Written task: Copy all the entries below exactly, but not the pictures.

Extracted data entries:
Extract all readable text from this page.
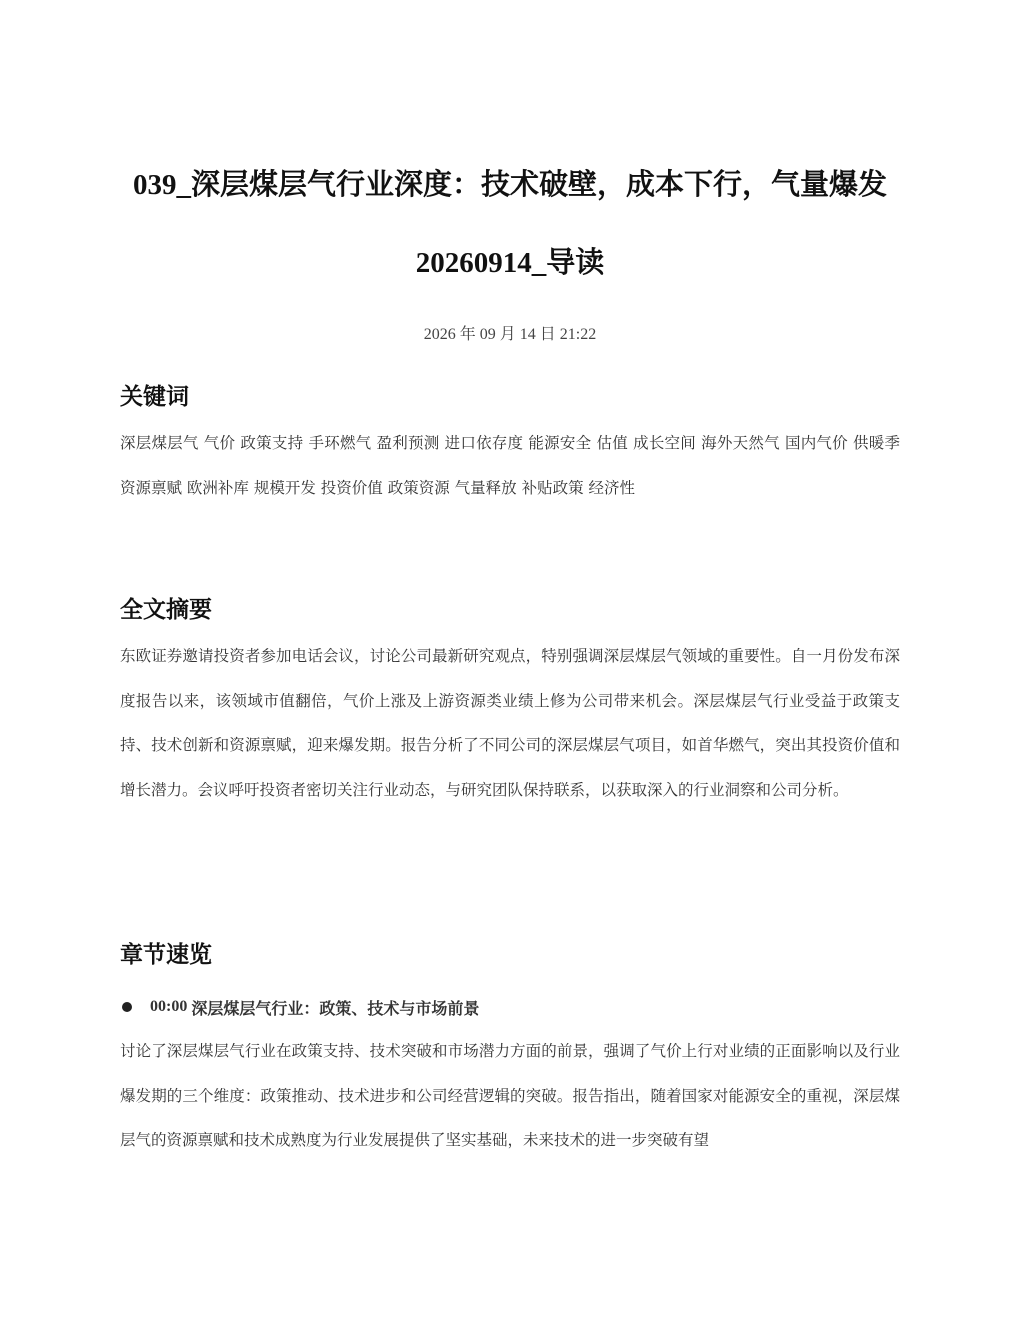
039_深层煤层气行业深度：技术破壁，成本下行，气量爆发
20260914_导读
2026 年 09 月 14 日 21:22
关键词

深层煤层气 气价 政策支持 手环燃气 盈利预测 进口依存度 能源安全 估值 成长空间 海外天然气 国内气价 供暖季 资源禀赋 欧洲补库 规模开发 投资价值 政策资源 气量释放 补贴政策 经济性

全文摘要

东欧证券邀请投资者参加电话会议，讨论公司最新研究观点，特别强调深层煤层气领域的重要性。自一月份发布深度报告以来，该领域市值翻倍，气价上涨及上游资源类业绩上修为公司带来机会。深层煤层气行业受益于政策支持、技术创新和资源禀赋，迎来爆发期。报告分析了不同公司的深层煤层气项目，如首华燃气，突出其投资价值和增长潜力。会议呼吁投资者密切关注行业动态，与研究团队保持联系，以获取深入的行业洞察和公司分析。

章节速览
00:00 深层煤层气行业：政策、技术与市场前景

讨论了深层煤层气行业在政策支持、技术突破和市场潜力方面的前景，强调了气价上行对业绩的正面影响以及行业爆发期的三个维度：政策推动、技术进步和公司经营逻辑的突破。报告指出，随着国家对能源安全的重视，深层煤层气的资源禀赋和技术成熟度为行业发展提供了坚实基础，未来技术的进一步突破有望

Answer for the task:
Extract all readable text from this page.
039_深层煤层气行业深度：技术破壁，成本下行，气量爆发
20260914_导读
2026 年 09 月 14 日 21:22
关键词

深层煤层气 气价 政策支持 手环燃气 盈利预测 进口依存度 能源安全 估值 成长空间 海外天然气 国内气价 供暖季 资源禀赋 欧洲补库 规模开发 投资价值 政策资源 气量释放 补贴政策 经济性

全文摘要

东欧证券邀请投资者参加电话会议，讨论公司最新研究观点，特别强调深层煤层气领域的重要性。自一月份发布深度报告以来，该领域市值翻倍，气价上涨及上游资源类业绩上修为公司带来机会。深层煤层气行业受益于政策支持、技术创新和资源禀赋，迎来爆发期。报告分析了不同公司的深层煤层气项目，如首华燃气，突出其投资价值和增长潜力。会议呼吁投资者密切关注行业动态，与研究团队保持联系，以获取深入的行业洞察和公司分析。

章节速览
00:00 深层煤层气行业：政策、技术与市场前景

讨论了深层煤层气行业在政策支持、技术突破和市场潜力方面的前景，强调了气价上行对业绩的正面影响以及行业爆发期的三个维度：政策推动、技术进步和公司经营逻辑的突破。报告指出，随着国家对能源安全的重视，深层煤层气的资源禀赋和技术成熟度为行业发展提供了坚实基础，未来技术的进一步突破有望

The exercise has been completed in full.